Convert every line of the rows below into a JSON list of strings, one string per line, omitting any blank lines.

- Layout annotation records -
* START *
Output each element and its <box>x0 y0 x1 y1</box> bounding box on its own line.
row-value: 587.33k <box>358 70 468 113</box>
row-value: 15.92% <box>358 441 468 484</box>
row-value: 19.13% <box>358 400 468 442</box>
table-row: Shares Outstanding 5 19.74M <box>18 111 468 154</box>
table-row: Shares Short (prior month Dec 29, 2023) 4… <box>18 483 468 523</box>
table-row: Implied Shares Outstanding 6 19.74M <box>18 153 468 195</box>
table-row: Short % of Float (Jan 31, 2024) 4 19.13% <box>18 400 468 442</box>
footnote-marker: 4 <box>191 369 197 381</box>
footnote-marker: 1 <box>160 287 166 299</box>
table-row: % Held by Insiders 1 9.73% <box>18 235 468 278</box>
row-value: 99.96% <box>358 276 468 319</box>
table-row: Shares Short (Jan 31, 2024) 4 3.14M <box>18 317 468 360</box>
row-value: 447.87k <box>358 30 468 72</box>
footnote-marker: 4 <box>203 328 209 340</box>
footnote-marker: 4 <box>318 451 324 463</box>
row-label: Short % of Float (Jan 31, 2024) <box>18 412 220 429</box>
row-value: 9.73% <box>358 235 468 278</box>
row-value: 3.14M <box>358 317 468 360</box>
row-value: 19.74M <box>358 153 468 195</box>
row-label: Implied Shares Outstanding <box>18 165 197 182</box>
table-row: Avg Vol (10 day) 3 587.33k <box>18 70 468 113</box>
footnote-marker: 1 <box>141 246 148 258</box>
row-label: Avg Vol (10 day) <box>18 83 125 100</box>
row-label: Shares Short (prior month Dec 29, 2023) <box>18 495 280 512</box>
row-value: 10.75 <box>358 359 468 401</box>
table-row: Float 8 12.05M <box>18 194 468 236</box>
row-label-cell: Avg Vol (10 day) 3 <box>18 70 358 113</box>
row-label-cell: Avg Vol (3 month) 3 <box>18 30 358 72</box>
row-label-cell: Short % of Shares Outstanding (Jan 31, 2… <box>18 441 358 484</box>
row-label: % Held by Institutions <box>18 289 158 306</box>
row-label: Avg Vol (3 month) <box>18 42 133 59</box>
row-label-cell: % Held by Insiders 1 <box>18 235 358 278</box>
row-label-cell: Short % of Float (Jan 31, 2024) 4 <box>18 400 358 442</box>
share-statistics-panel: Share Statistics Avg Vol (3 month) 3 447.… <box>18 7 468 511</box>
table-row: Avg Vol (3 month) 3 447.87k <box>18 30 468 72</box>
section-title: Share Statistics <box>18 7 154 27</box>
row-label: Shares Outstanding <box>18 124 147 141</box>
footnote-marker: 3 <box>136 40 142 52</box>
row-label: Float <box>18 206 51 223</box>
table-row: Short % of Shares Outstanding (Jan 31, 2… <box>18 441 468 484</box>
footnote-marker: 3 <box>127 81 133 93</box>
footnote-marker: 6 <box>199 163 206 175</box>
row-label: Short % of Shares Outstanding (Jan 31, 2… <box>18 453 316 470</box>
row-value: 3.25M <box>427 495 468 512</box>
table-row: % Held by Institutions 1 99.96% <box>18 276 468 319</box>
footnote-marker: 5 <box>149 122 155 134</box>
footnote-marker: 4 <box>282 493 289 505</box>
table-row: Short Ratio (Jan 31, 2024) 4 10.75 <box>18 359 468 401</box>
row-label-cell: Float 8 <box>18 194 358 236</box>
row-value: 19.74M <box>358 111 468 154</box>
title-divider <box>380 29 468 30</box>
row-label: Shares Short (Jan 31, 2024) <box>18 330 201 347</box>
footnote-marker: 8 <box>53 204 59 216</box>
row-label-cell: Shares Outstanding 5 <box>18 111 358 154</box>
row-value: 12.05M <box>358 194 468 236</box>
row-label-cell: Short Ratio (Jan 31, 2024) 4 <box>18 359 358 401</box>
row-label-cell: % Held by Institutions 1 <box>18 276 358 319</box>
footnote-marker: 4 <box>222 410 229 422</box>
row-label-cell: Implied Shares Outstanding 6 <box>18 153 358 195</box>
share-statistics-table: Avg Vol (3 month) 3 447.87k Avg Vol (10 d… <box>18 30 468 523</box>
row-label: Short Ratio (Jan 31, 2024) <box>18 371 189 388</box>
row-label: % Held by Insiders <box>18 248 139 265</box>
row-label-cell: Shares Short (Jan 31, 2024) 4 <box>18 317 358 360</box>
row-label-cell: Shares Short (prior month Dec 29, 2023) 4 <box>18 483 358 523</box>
* END *
- Written solution -
[
  "Output each element and its <box>x0 y0 x1 y1</box> bounding box on its own line.",
  "row-value: 587.33k <box>358 70 468 113</box>",
  "row-value: 15.92% <box>358 441 468 484</box>",
  "row-value: 19.13% <box>358 400 468 442</box>",
  "table-row: Shares Outstanding 5 19.74M <box>18 111 468 154</box>",
  "table-row: Shares Short (prior month Dec 29, 2023) 4… <box>18 483 468 523</box>",
  "table-row: Implied Shares Outstanding 6 19.74M <box>18 153 468 195</box>",
  "table-row: Short % of Float (Jan 31, 2024) 4 19.13% <box>18 400 468 442</box>",
  "footnote-marker: 4 <box>191 369 197 381</box>",
  "footnote-marker: 1 <box>160 287 166 299</box>",
  "table-row: % Held by Insiders 1 9.73% <box>18 235 468 278</box>",
  "row-value: 99.96% <box>358 276 468 319</box>",
  "table-row: Shares Short (Jan 31, 2024) 4 3.14M <box>18 317 468 360</box>",
  "row-value: 447.87k <box>358 30 468 72</box>",
  "footnote-marker: 4 <box>203 328 209 340</box>",
  "footnote-marker: 4 <box>318 451 324 463</box>",
  "row-label: Short % of Float (Jan 31, 2024) <box>18 412 220 429</box>",
  "row-value: 9.73% <box>358 235 468 278</box>",
  "row-value: 3.14M <box>358 317 468 360</box>",
  "row-value: 19.74M <box>358 153 468 195</box>",
  "row-label: Implied Shares Outstanding <box>18 165 197 182</box>",
  "table-row: Avg Vol (10 day) 3 587.33k <box>18 70 468 113</box>",
  "footnote-marker: 1 <box>141 246 148 258</box>",
  "row-label: Avg Vol (10 day) <box>18 83 125 100</box>",
  "row-label: Shares Short (prior month Dec 29, 2023) <box>18 495 280 512</box>",
  "row-value: 10.75 <box>358 359 468 401</box>",
  "table-row: Float 8 12.05M <box>18 194 468 236</box>",
  "row-label-cell: Avg Vol (10 day) 3 <box>18 70 358 113</box>",
  "row-label-cell: Avg Vol (3 month) 3 <box>18 30 358 72</box>",
  "row-label-cell: Short % of Shares Outstanding (Jan 31, 2… <box>18 441 358 484</box>",
  "row-label: % Held by Institutions <box>18 289 158 306</box>",
  "row-label: Avg Vol (3 month) <box>18 42 133 59</box>",
  "row-label-cell: % Held by Insiders 1 <box>18 235 358 278</box>",
  "row-label-cell: Short % of Float (Jan 31, 2024) 4 <box>18 400 358 442</box>",
  "share-statistics-panel: Share Statistics Avg Vol (3 month) 3 447.… <box>18 7 468 511</box>",
  "table-row: Avg Vol (3 month) 3 447.87k <box>18 30 468 72</box>",
  "section-title: Share Statistics <box>18 7 154 27</box>",
  "row-label: Shares Outstanding <box>18 124 147 141</box>",
  "footnote-marker: 3 <box>136 40 142 52</box>",
  "row-label: Float <box>18 206 51 223</box>",
  "table-row: Short % of Shares Outstanding (Jan 31, 2… <box>18 441 468 484</box>",
  "footnote-marker: 3 <box>127 81 133 93</box>",
  "footnote-marker: 6 <box>199 163 206 175</box>",
  "row-label: Short % of Shares Outstanding (Jan 31, 2… <box>18 453 316 470</box>",
  "row-value: 3.25M <box>427 495 468 512</box>",
  "table-row: % Held by Institutions 1 99.96% <box>18 276 468 319</box>",
  "footnote-marker: 5 <box>149 122 155 134</box>",
  "footnote-marker: 4 <box>282 493 289 505</box>",
  "table-row: Short Ratio (Jan 31, 2024) 4 10.75 <box>18 359 468 401</box>",
  "row-label-cell: Float 8 <box>18 194 358 236</box>",
  "row-value: 19.74M <box>358 111 468 154</box>",
  "title-divider <box>380 29 468 30</box>",
  "row-label: Shares Short (Jan 31, 2024) <box>18 330 201 347</box>",
  "footnote-marker: 8 <box>53 204 59 216</box>",
  "row-label-cell: Shares Outstanding 5 <box>18 111 358 154</box>",
  "row-value: 12.05M <box>358 194 468 236</box>",
  "row-label-cell: Short Ratio (Jan 31, 2024) 4 <box>18 359 358 401</box>",
  "row-label-cell: % Held by Institutions 1 <box>18 276 358 319</box>",
  "footnote-marker: 4 <box>222 410 229 422</box>",
  "row-label-cell: Implied Shares Outstanding 6 <box>18 153 358 195</box>",
  "share-statistics-table: Avg Vol (3 month) 3 447.87k Avg Vol (10 d… <box>18 30 468 523</box>",
  "row-label: Short Ratio (Jan 31, 2024) <box>18 371 189 388</box>",
  "row-label: % Held by Insiders <box>18 248 139 265</box>",
  "row-label-cell: Shares Short (Jan 31, 2024) 4 <box>18 317 358 360</box>",
  "row-label-cell: Shares Short (prior month Dec 29, 2023) 4 <box>18 483 358 523</box>"
]